> [DIRECTIONS]
Rewrite everything from the first line of the listing down to the line containing "x-tick-label-34: Today: [1134, 1522, 1246, 1569]", both included, as a numbered list, leaving out any blank lines.
--------------------------------------------------
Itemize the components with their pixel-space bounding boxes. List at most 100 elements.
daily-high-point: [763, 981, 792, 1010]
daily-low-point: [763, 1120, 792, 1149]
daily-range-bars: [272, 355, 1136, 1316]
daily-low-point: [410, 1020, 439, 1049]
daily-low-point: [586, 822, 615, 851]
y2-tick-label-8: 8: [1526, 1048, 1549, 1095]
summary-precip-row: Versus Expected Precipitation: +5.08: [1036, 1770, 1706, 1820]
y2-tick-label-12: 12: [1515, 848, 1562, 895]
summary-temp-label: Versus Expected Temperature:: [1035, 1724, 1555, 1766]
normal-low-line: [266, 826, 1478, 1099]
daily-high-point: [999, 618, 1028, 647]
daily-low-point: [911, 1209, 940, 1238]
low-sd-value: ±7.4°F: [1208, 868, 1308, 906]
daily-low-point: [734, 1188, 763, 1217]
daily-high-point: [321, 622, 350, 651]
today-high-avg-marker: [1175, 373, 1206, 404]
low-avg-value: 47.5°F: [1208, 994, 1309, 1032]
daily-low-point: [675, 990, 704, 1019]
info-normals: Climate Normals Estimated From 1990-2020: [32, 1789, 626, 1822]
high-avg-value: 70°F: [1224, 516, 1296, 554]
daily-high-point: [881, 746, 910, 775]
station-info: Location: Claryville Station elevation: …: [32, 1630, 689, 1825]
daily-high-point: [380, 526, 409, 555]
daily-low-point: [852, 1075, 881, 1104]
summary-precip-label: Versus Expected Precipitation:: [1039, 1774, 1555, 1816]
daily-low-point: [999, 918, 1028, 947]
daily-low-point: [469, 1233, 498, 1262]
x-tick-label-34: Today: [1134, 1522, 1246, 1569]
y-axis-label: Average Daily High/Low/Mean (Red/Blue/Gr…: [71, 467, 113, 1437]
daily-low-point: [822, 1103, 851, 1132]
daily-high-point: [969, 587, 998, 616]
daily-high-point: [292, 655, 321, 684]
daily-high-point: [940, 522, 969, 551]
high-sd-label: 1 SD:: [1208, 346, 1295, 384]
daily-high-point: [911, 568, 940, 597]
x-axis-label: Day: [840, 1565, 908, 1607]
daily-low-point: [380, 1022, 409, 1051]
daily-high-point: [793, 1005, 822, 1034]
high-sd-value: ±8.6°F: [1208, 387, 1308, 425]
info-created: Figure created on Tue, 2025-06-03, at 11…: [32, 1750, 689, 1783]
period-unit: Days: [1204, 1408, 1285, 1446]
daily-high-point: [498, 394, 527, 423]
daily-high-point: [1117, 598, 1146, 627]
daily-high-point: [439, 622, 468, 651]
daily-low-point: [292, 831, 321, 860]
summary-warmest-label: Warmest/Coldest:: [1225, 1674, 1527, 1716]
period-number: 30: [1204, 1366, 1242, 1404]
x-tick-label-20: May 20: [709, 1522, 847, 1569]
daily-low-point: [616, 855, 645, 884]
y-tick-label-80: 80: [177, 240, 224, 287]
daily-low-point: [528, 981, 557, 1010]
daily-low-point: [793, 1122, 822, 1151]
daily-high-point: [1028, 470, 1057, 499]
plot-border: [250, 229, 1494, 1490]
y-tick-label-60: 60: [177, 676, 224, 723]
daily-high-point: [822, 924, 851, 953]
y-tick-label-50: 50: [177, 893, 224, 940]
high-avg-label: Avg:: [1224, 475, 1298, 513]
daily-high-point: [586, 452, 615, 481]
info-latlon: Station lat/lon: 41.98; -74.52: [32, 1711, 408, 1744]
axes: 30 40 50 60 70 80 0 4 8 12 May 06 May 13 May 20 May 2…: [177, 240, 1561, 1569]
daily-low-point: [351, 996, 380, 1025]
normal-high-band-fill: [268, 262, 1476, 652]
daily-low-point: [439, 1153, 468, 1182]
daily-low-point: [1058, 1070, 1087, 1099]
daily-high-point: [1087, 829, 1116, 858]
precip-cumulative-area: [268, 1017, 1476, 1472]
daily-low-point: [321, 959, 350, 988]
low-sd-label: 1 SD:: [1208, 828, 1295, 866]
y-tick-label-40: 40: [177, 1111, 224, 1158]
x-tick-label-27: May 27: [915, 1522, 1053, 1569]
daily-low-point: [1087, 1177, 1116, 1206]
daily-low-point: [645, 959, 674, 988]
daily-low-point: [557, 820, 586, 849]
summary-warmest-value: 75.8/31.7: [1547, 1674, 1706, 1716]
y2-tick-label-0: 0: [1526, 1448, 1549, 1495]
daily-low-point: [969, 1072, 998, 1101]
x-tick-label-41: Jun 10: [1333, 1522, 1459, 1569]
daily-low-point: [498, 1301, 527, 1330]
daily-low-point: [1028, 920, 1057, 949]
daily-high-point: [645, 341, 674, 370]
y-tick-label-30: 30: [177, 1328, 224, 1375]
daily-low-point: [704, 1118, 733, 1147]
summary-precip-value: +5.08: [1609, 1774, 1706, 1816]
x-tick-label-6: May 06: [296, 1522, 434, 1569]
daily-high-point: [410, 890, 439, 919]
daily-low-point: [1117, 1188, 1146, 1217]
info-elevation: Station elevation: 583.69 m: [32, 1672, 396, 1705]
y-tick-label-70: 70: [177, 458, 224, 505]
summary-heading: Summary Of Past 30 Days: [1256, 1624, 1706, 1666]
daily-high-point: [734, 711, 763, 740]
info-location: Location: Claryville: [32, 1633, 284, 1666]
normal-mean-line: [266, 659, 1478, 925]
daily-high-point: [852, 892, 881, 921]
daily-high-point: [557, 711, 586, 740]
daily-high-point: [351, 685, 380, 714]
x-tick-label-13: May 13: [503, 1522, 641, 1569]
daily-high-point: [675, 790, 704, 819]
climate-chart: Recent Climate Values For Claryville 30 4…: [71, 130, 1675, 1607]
--------------------------------------------------
> [RESPONSE]
1. Itemize the components with their pixel-space bounding boxes. List at most 100 elements.
2. daily-high-point: [763, 981, 792, 1010]
3. daily-low-point: [763, 1120, 792, 1149]
4. daily-range-bars: [272, 355, 1136, 1316]
5. daily-low-point: [410, 1020, 439, 1049]
6. daily-low-point: [586, 822, 615, 851]
7. y2-tick-label-8: 8: [1526, 1048, 1549, 1095]
8. summary-precip-row: Versus Expected Precipitation: +5.08: [1036, 1770, 1706, 1820]
9. y2-tick-label-12: 12: [1515, 848, 1562, 895]
10. summary-temp-label: Versus Expected Temperature:: [1035, 1724, 1555, 1766]
11. normal-low-line: [266, 826, 1478, 1099]
12. daily-high-point: [999, 618, 1028, 647]
13. daily-low-point: [911, 1209, 940, 1238]
14. low-sd-value: ±7.4°F: [1208, 868, 1308, 906]
15. daily-low-point: [734, 1188, 763, 1217]
16. daily-high-point: [321, 622, 350, 651]
17. today-high-avg-marker: [1175, 373, 1206, 404]
18. low-avg-value: 47.5°F: [1208, 994, 1309, 1032]
19. daily-low-point: [675, 990, 704, 1019]
20. info-normals: Climate Normals Estimated From 1990-2020: [32, 1789, 626, 1822]
21. high-avg-value: 70°F: [1224, 516, 1296, 554]
22. daily-high-point: [881, 746, 910, 775]
23. station-info: Location: Claryville Station elevation: …: [32, 1630, 689, 1825]
24. daily-high-point: [380, 526, 409, 555]
25. daily-low-point: [852, 1075, 881, 1104]
26. summary-precip-label: Versus Expected Precipitation:: [1039, 1774, 1555, 1816]
27. daily-low-point: [999, 918, 1028, 947]
28. daily-low-point: [469, 1233, 498, 1262]
29. x-tick-label-34: Today: [1134, 1522, 1246, 1569]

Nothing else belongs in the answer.